## Dataset items
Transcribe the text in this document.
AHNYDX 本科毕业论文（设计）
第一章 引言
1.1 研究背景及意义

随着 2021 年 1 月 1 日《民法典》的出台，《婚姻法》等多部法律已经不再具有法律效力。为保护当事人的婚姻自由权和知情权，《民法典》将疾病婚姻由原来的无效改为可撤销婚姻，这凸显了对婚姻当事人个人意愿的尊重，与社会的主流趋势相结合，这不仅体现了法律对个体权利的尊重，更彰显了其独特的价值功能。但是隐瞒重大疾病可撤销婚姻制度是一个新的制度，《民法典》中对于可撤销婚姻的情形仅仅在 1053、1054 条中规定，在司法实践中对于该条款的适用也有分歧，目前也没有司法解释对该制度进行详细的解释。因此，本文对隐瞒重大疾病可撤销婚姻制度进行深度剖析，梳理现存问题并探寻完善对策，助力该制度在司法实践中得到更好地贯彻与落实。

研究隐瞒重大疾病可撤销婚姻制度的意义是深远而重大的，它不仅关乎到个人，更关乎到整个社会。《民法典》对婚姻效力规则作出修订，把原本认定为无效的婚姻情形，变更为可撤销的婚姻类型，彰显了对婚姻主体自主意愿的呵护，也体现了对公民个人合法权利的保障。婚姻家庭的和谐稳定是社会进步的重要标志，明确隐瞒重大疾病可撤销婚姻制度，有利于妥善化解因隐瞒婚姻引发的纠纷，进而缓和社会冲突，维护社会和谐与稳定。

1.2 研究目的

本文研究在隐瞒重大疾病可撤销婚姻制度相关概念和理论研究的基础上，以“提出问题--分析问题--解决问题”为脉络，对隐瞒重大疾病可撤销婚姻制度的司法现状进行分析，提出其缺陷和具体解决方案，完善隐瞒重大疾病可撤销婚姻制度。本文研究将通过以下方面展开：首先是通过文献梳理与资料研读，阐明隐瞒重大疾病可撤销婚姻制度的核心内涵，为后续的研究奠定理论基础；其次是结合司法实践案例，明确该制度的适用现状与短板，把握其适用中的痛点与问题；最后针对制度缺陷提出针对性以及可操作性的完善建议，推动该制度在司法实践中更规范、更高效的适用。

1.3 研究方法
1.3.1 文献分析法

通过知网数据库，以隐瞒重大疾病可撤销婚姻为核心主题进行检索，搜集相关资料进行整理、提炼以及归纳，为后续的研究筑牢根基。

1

## TO DO
The full set of records should be duplicated exactly.

## FULL OUTPUT
Transcribe the text in this document.
AHNYDX 本科毕业论文（设计）
第一章 引言
1.1 研究背景及意义

随着 2021 年 1 月 1 日《民法典》的出台，《婚姻法》等多部法律已经不再具有法律效力。为保护当事人的婚姻自由权和知情权，《民法典》将疾病婚姻由原来的无效改为可撤销婚姻，这凸显了对婚姻当事人个人意愿的尊重，与社会的主流趋势相结合，这不仅体现了法律对个体权利的尊重，更彰显了其独特的价值功能。但是隐瞒重大疾病可撤销婚姻制度是一个新的制度，《民法典》中对于可撤销婚姻的情形仅仅在 1053、1054 条中规定，在司法实践中对于该条款的适用也有分歧，目前也没有司法解释对该制度进行详细的解释。因此，本文对隐瞒重大疾病可撤销婚姻制度进行深度剖析，梳理现存问题并探寻完善对策，助力该制度在司法实践中得到更好地贯彻与落实。

研究隐瞒重大疾病可撤销婚姻制度的意义是深远而重大的，它不仅关乎到个人，更关乎到整个社会。《民法典》对婚姻效力规则作出修订，把原本认定为无效的婚姻情形，变更为可撤销的婚姻类型，彰显了对婚姻主体自主意愿的呵护，也体现了对公民个人合法权利的保障。婚姻家庭的和谐稳定是社会进步的重要标志，明确隐瞒重大疾病可撤销婚姻制度，有利于妥善化解因隐瞒婚姻引发的纠纷，进而缓和社会冲突，维护社会和谐与稳定。

1.2 研究目的

本文研究在隐瞒重大疾病可撤销婚姻制度相关概念和理论研究的基础上，以“提出问题--分析问题--解决问题”为脉络，对隐瞒重大疾病可撤销婚姻制度的司法现状进行分析，提出其缺陷和具体解决方案，完善隐瞒重大疾病可撤销婚姻制度。本文研究将通过以下方面展开：首先是通过文献梳理与资料研读，阐明隐瞒重大疾病可撤销婚姻制度的核心内涵，为后续的研究奠定理论基础；其次是结合司法实践案例，明确该制度的适用现状与短板，把握其适用中的痛点与问题；最后针对制度缺陷提出针对性以及可操作性的完善建议，推动该制度在司法实践中更规范、更高效的适用。

1.3 研究方法
1.3.1 文献分析法

通过知网数据库，以隐瞒重大疾病可撤销婚姻为核心主题进行检索，搜集相关资料进行整理、提炼以及归纳，为后续的研究筑牢根基。

1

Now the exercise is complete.